▸ Exercise directions:
Say how many lines of the records include the string "modifications". Nothing else belongs in the answer.

Information supplied: Begin

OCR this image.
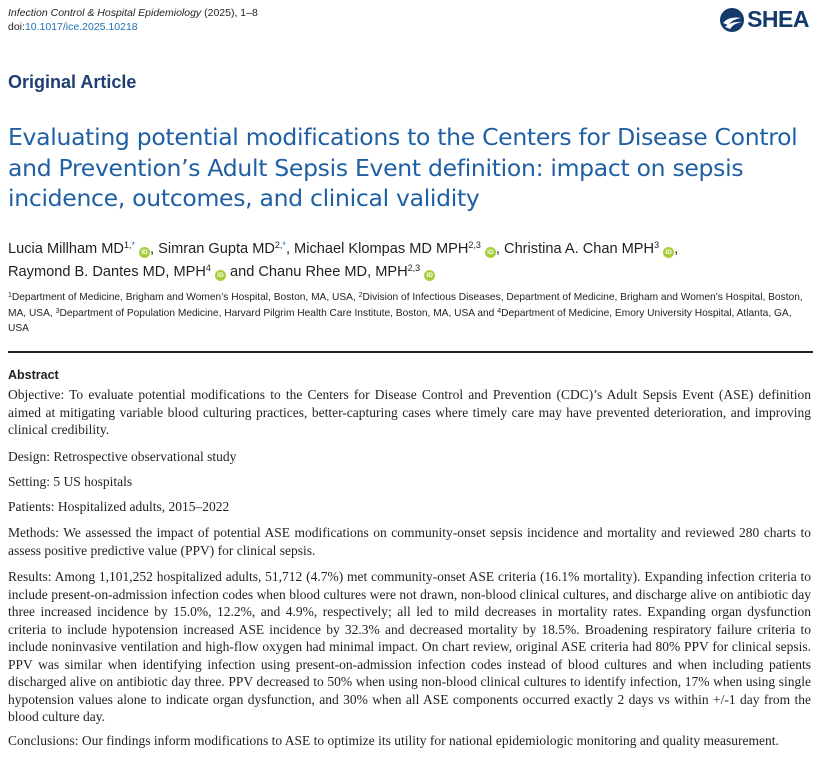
Infection Control & Hospital Epidemiology (2025), 1–8
doi:10.1017/ice.2025.10218	SHEA
Original Article
Evaluating potential modifications to the Centers for Disease Control and Prevention’s Adult Sepsis Event definition: impact on sepsis incidence, outcomes, and clinical validity
Lucia Millham $MD^{1,*}iD$ , Simran Gupta $MD^{2,*}$, Michael Klompas MD MPH$^{2,3}$iD , Christina A. Chan MPH$^3$iD ,
Raymond B. Dantes MD, MPH$^4$iD and Chanu Rhee MD, MPH$^{2,3}$iD
$^1$Department of Medicine, Brigham and Women’s Hospital, Boston, MA, USA, $^2$Division of Infectious Diseases, Department of Medicine, Brigham and Women’s Hospital, Boston, MA, USA, $^3$Department of Population Medicine, Harvard Pilgrim Health Care Institute, Boston, MA, USA and $^4$Department of Medicine, Emory University Hospital, Atlanta, GA, USA
Abstract

Objective: To evaluate potential modifications to the Centers for Disease Control and Prevention (CDC)’s Adult Sepsis Event (ASE) definition aimed at mitigating variable blood culturing practices, better-capturing cases where timely care may have prevented deterioration, and improving clinical credibility.

Design: Retrospective observational study

Setting: 5 US hospitals

Patients: Hospitalized adults, 2015–2022

Methods: We assessed the impact of potential ASE modifications on community-onset sepsis incidence and mortality and reviewed 280 charts to assess positive predictive value (PPV) for clinical sepsis.

Results: Among 1,101,252 hospitalized adults, 51,712 (4.7%) met community-onset ASE criteria (16.1% mortality). Expanding infection criteria to include present-on-admission infection codes when blood cultures were not drawn, non-blood clinical cultures, and discharge alive on antibiotic day three increased incidence by 15.0%, 12.2%, and 4.9%, respectively; all led to mild decreases in mortality rates. Expanding organ dysfunction criteria to include hypotension increased ASE incidence by 32.3% and decreased mortality by 18.5%. Broadening respiratory failure criteria to include noninvasive ventilation and high-flow oxygen had minimal impact. On chart review, original ASE criteria had 80% PPV for clinical sepsis. PPV was similar when identifying infection using present-on-admission infection codes instead of blood cultures and when including patients discharged alive on antibiotic day three. PPV decreased to 50% when using non-blood clinical cultures to identify infection, 17% when using single hypotension values alone to indicate organ dysfunction, and 30% when all ASE components occurred exactly 2 days vs within +/-1 day from the blood culture day.

Conclusions: Our findings inform modifications to ASE to optimize its utility for national epidemiologic monitoring and quality measurement.
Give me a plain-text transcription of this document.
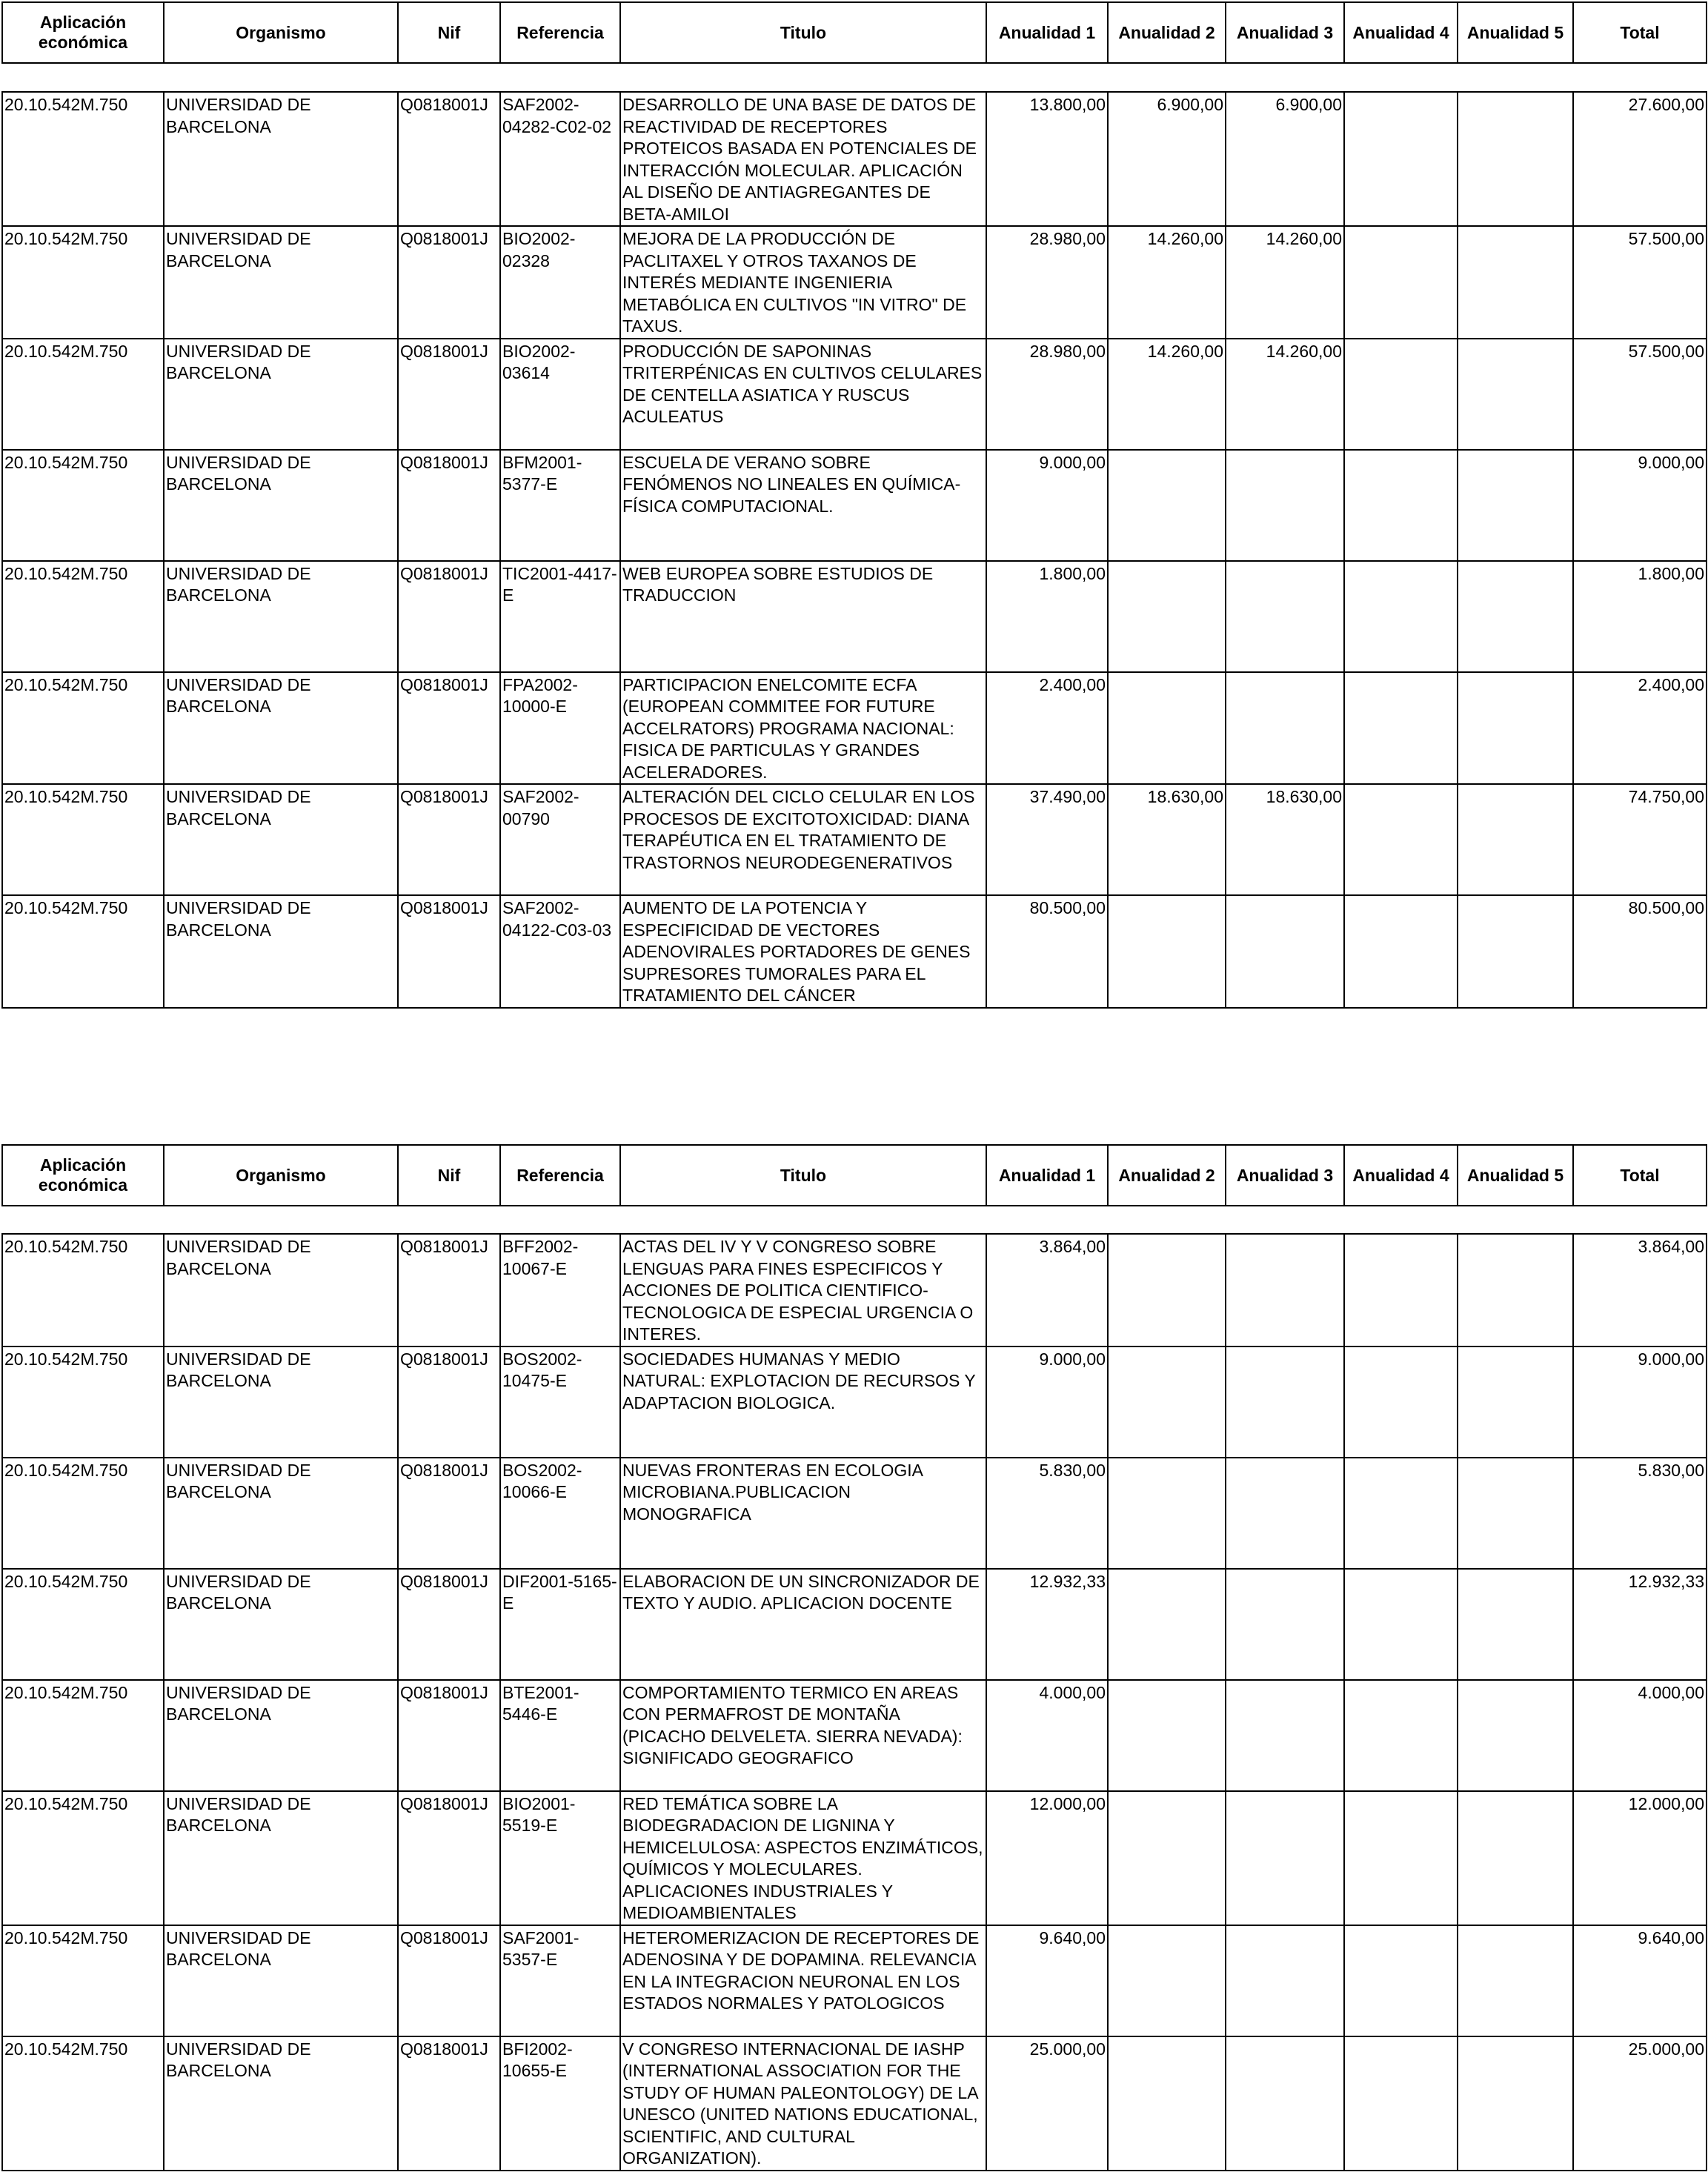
Aplicación económica	Organismo	Nif	Referencia	Titulo	Anualidad 1	Anualidad 2	Anualidad 3	Anualidad 4	Anualidad 5	Total
20.10.542M.750	UNIVERSIDAD DE BARCELONA	Q0818001J	SAF2002-04282-C02-02	DESARROLLO DE UNA BASE DE DATOS DE REACTIVIDAD DE RECEPTORES PROTEICOS BASADA EN POTENCIALES DE INTERACCIÓN MOLECULAR. APLICACIÓN AL DISEÑO DE ANTIAGREGANTES DE BETA-AMILOI	13.800,00	6.900,00	6.900,00			27.600,00
20.10.542M.750	UNIVERSIDAD DE BARCELONA	Q0818001J	BIO2002-02328	MEJORA DE LA PRODUCCIÓN DE PACLITAXEL Y OTROS TAXANOS DE INTERÉS MEDIANTE INGENIERIA METABÓLICA EN CULTIVOS "IN VITRO" DE TAXUS.	28.980,00	14.260,00	14.260,00			57.500,00
20.10.542M.750	UNIVERSIDAD DE BARCELONA	Q0818001J	BIO2002-03614	PRODUCCIÓN DE SAPONINAS TRITERPÉNICAS EN CULTIVOS CELULARES DE CENTELLA ASIATICA Y RUSCUS ACULEATUS	28.980,00	14.260,00	14.260,00			57.500,00
20.10.542M.750	UNIVERSIDAD DE BARCELONA	Q0818001J	BFM2001-5377-E	ESCUELA DE VERANO SOBRE FENÓMENOS NO LINEALES EN QUÍMICA-FÍSICA COMPUTACIONAL.	9.000,00					9.000,00
20.10.542M.750	UNIVERSIDAD DE BARCELONA	Q0818001J	TIC2001-4417-E	WEB EUROPEA SOBRE ESTUDIOS DE TRADUCCION	1.800,00					1.800,00
20.10.542M.750	UNIVERSIDAD DE BARCELONA	Q0818001J	FPA2002-10000-E	PARTICIPACION ENELCOMITE ECFA (EUROPEAN COMMITEE FOR FUTURE ACCELRATORS) PROGRAMA NACIONAL: FISICA DE PARTICULAS Y GRANDES ACELERADORES.	2.400,00					2.400,00
20.10.542M.750	UNIVERSIDAD DE BARCELONA	Q0818001J	SAF2002-00790	ALTERACIÓN DEL CICLO CELULAR EN LOS PROCESOS DE EXCITOTOXICIDAD: DIANA TERAPÉUTICA EN EL TRATAMIENTO DE TRASTORNOS NEURODEGENERATIVOS	37.490,00	18.630,00	18.630,00			74.750,00
20.10.542M.750	UNIVERSIDAD DE BARCELONA	Q0818001J	SAF2002-04122-C03-03	AUMENTO DE LA POTENCIA Y ESPECIFICIDAD DE VECTORES ADENOVIRALES PORTADORES DE GENES SUPRESORES TUMORALES PARA EL TRATAMIENTO DEL CÁNCER	80.500,00					80.500,00
Aplicación económica	Organismo	Nif	Referencia	Titulo	Anualidad 1	Anualidad 2	Anualidad 3	Anualidad 4	Anualidad 5	Total
20.10.542M.750	UNIVERSIDAD DE BARCELONA	Q0818001J	BFF2002-10067-E	ACTAS DEL IV Y V CONGRESO SOBRE LENGUAS PARA FINES ESPECIFICOS Y ACCIONES DE POLITICA CIENTIFICO-TECNOLOGICA DE ESPECIAL URGENCIA O INTERES.	3.864,00					3.864,00
20.10.542M.750	UNIVERSIDAD DE BARCELONA	Q0818001J	BOS2002-10475-E	SOCIEDADES HUMANAS Y MEDIO NATURAL: EXPLOTACION DE RECURSOS Y ADAPTACION BIOLOGICA.	9.000,00					9.000,00
20.10.542M.750	UNIVERSIDAD DE BARCELONA	Q0818001J	BOS2002-10066-E	NUEVAS FRONTERAS EN ECOLOGIA MICROBIANA.PUBLICACION MONOGRAFICA	5.830,00					5.830,00
20.10.542M.750	UNIVERSIDAD DE BARCELONA	Q0818001J	DIF2001-5165-E	ELABORACION DE UN SINCRONIZADOR DE TEXTO Y AUDIO. APLICACION DOCENTE	12.932,33					12.932,33
20.10.542M.750	UNIVERSIDAD DE BARCELONA	Q0818001J	BTE2001-5446-E	COMPORTAMIENTO TERMICO EN AREAS CON PERMAFROST DE MONTAÑA (PICACHO DELVELETA. SIERRA NEVADA): SIGNIFICADO GEOGRAFICO	4.000,00					4.000,00
20.10.542M.750	UNIVERSIDAD DE BARCELONA	Q0818001J	BIO2001-5519-E	RED TEMÁTICA SOBRE LA BIODEGRADACION DE LIGNINA Y HEMICELULOSA: ASPECTOS ENZIMÁTICOS, QUÍMICOS Y MOLECULARES. APLICACIONES INDUSTRIALES Y MEDIOAMBIENTALES	12.000,00					12.000,00
20.10.542M.750	UNIVERSIDAD DE BARCELONA	Q0818001J	SAF2001-5357-E	HETEROMERIZACION DE RECEPTORES DE ADENOSINA Y DE DOPAMINA. RELEVANCIA EN LA INTEGRACION NEURONAL EN LOS ESTADOS NORMALES Y PATOLOGICOS	9.640,00					9.640,00
20.10.542M.750	UNIVERSIDAD DE BARCELONA	Q0818001J	BFI2002-10655-E	V CONGRESO INTERNACIONAL DE IASHP (INTERNATIONAL ASSOCIATION FOR THE STUDY OF HUMAN PALEONTOLOGY) DE LA UNESCO (UNITED NATIONS EDUCATIONAL, SCIENTIFIC, AND CULTURAL ORGANIZATION).	25.000,00					25.000,00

Information supplied: End

▸ Result for this exercise:
4